* [PROVIDED RECORDS]:
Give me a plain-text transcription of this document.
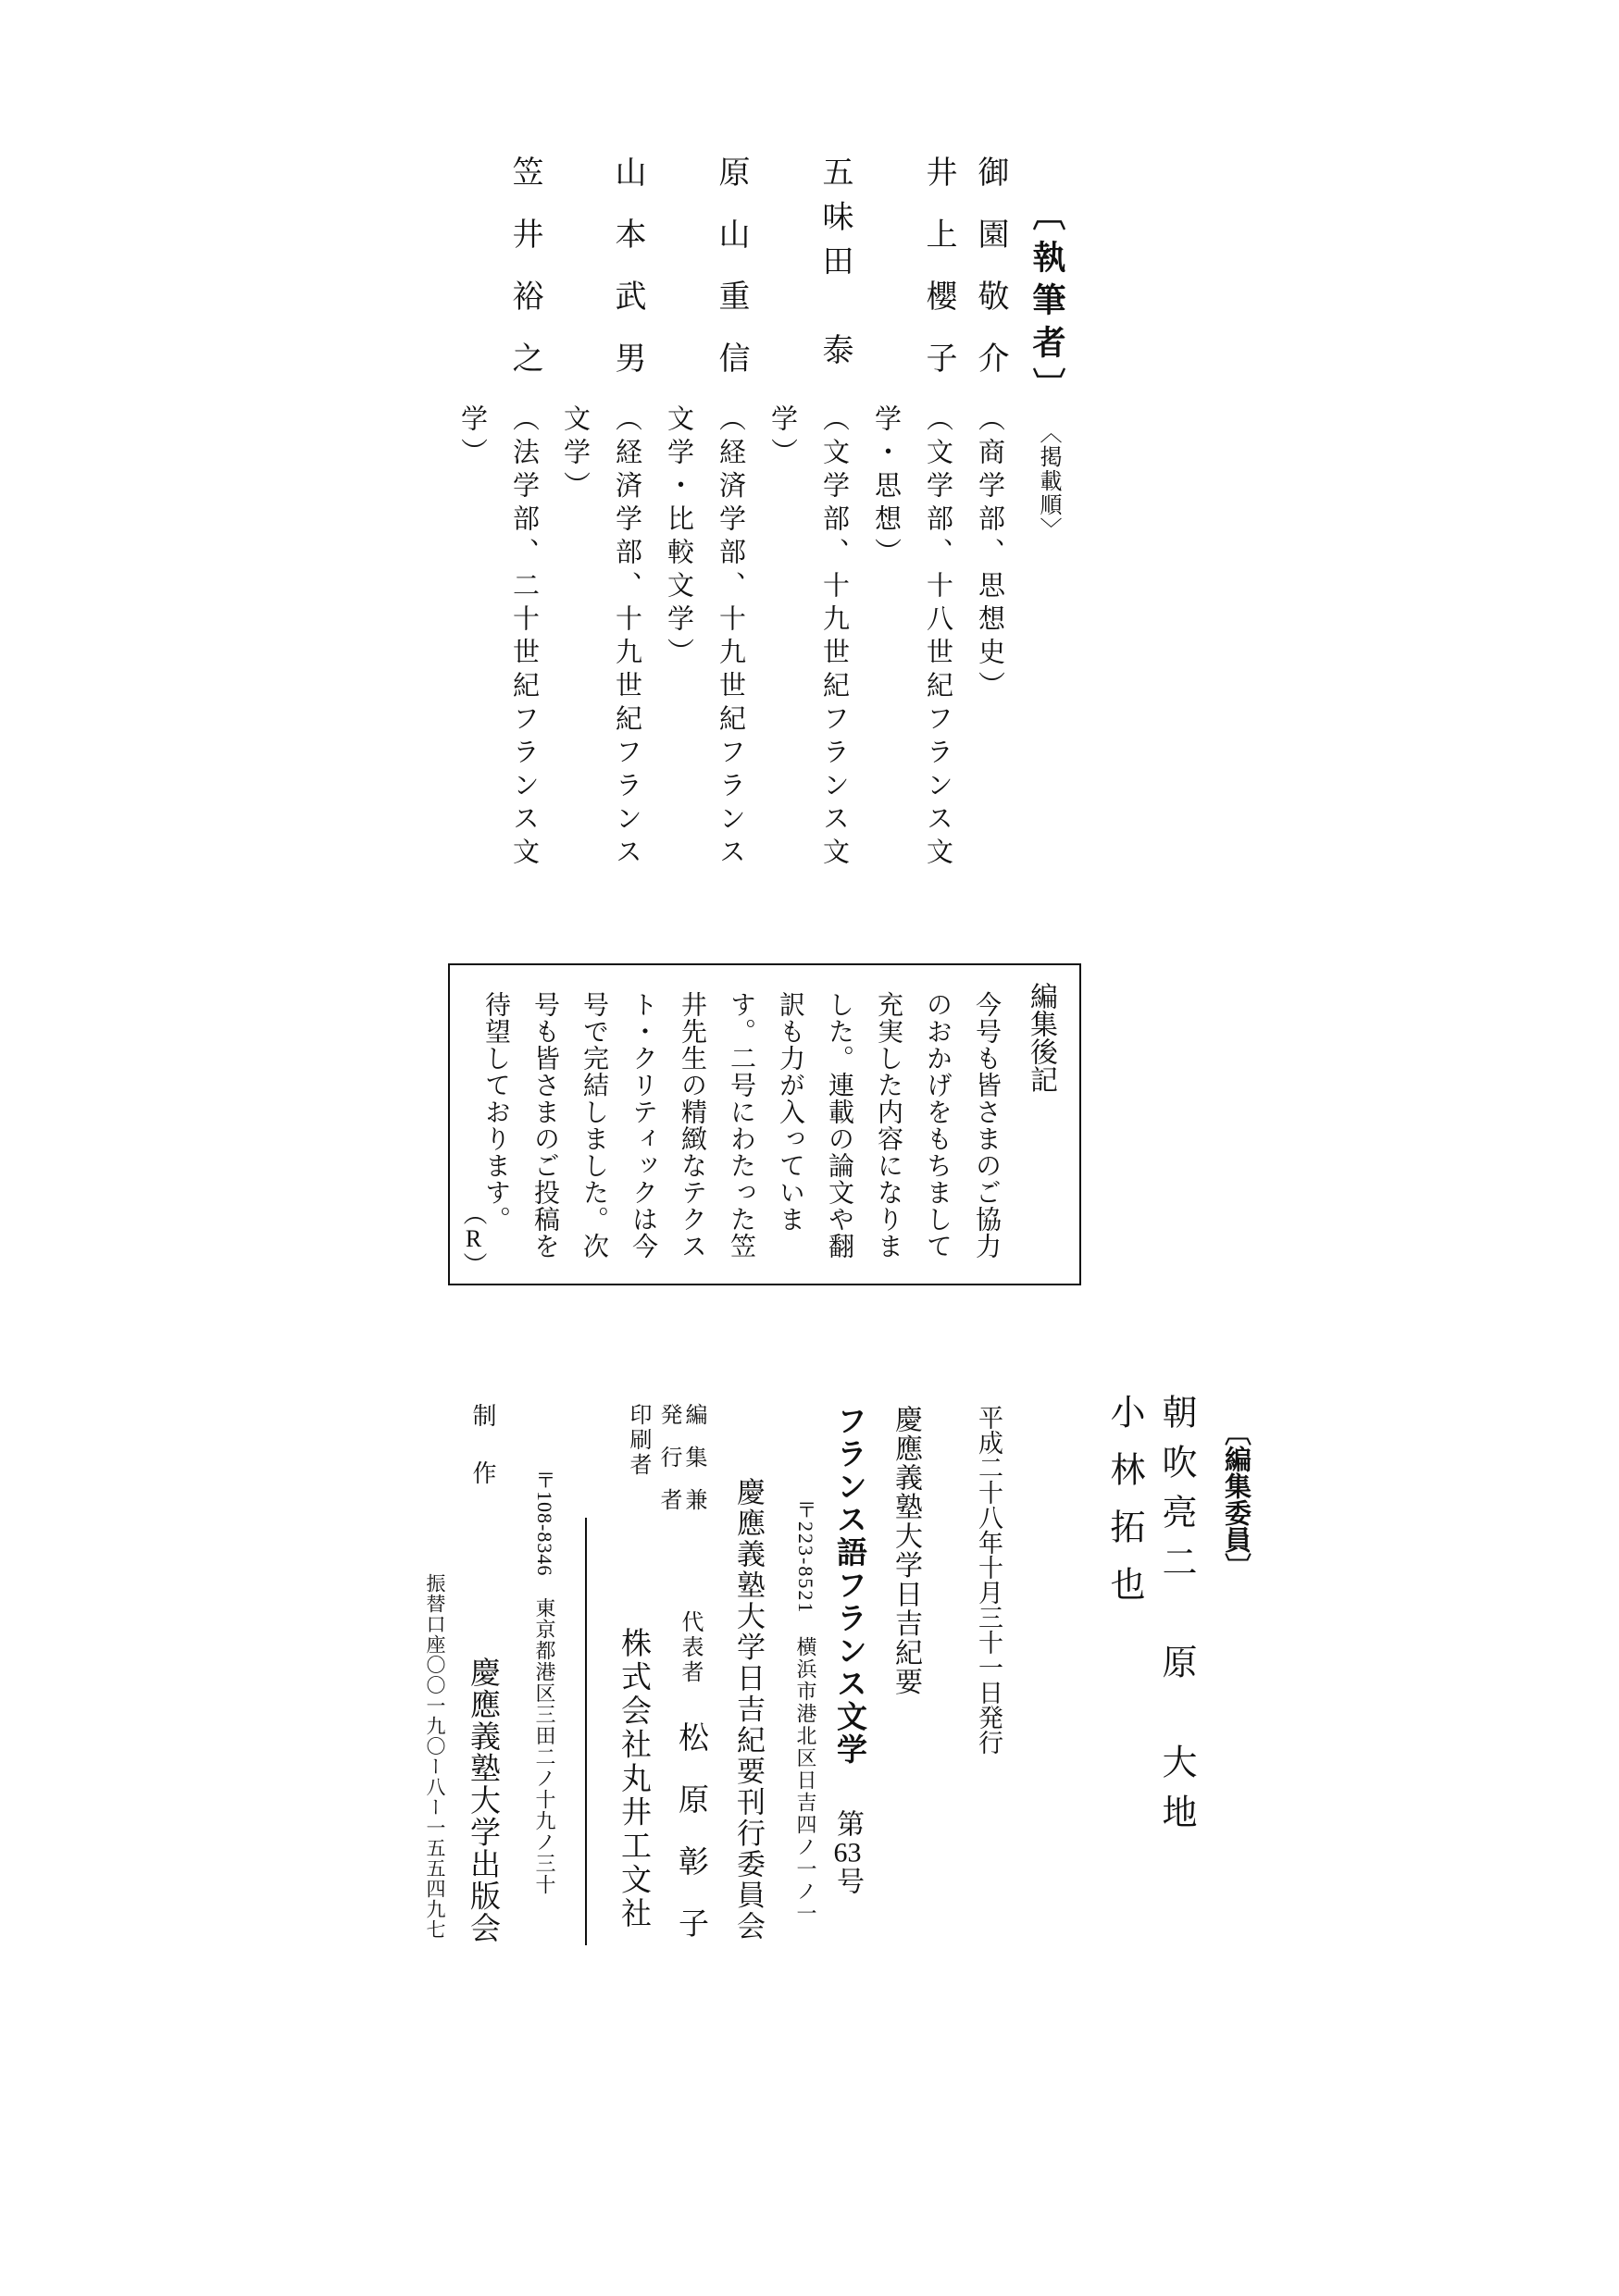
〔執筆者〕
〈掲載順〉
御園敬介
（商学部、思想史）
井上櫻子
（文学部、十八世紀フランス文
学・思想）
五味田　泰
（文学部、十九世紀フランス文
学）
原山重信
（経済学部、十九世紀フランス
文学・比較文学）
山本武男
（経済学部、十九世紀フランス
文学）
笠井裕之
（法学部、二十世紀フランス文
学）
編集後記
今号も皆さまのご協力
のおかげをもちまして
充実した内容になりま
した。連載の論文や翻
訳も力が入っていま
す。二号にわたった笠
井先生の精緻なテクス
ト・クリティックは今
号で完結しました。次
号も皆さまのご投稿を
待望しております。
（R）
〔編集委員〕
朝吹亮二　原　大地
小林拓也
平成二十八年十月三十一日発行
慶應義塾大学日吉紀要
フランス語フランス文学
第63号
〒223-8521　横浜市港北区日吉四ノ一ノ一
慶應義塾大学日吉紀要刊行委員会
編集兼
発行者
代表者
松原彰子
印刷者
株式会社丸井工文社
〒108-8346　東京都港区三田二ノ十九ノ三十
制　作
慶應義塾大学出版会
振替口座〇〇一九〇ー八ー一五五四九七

* [TASK GOAL]:
Reproduce every record above exactly, but leave out the pictures.

* [CORRECT ANSWER]:
Give me a plain-text transcription of this document.
〔執筆者〕
〈掲載順〉
御園敬介
（商学部、思想史）
井上櫻子
（文学部、十八世紀フランス文
学・思想）
五味田　泰
（文学部、十九世紀フランス文
学）
原山重信
（経済学部、十九世紀フランス
文学・比較文学）
山本武男
（経済学部、十九世紀フランス
文学）
笠井裕之
（法学部、二十世紀フランス文
学）
編集後記
今号も皆さまのご協力
のおかげをもちまして
充実した内容になりま
した。連載の論文や翻
訳も力が入っていま
す。二号にわたった笠
井先生の精緻なテクス
ト・クリティックは今
号で完結しました。次
号も皆さまのご投稿を
待望しております。
（R）
〔編集委員〕
朝吹亮二　原　大地
小林拓也
平成二十八年十月三十一日発行
慶應義塾大学日吉紀要
フランス語フランス文学
第63号
〒223-8521　横浜市港北区日吉四ノ一ノ一
慶應義塾大学日吉紀要刊行委員会
編集兼
発行者
代表者
松原彰子
印刷者
株式会社丸井工文社
〒108-8346　東京都港区三田二ノ十九ノ三十
制　作
慶應義塾大学出版会
振替口座〇〇一九〇ー八ー一五五四九七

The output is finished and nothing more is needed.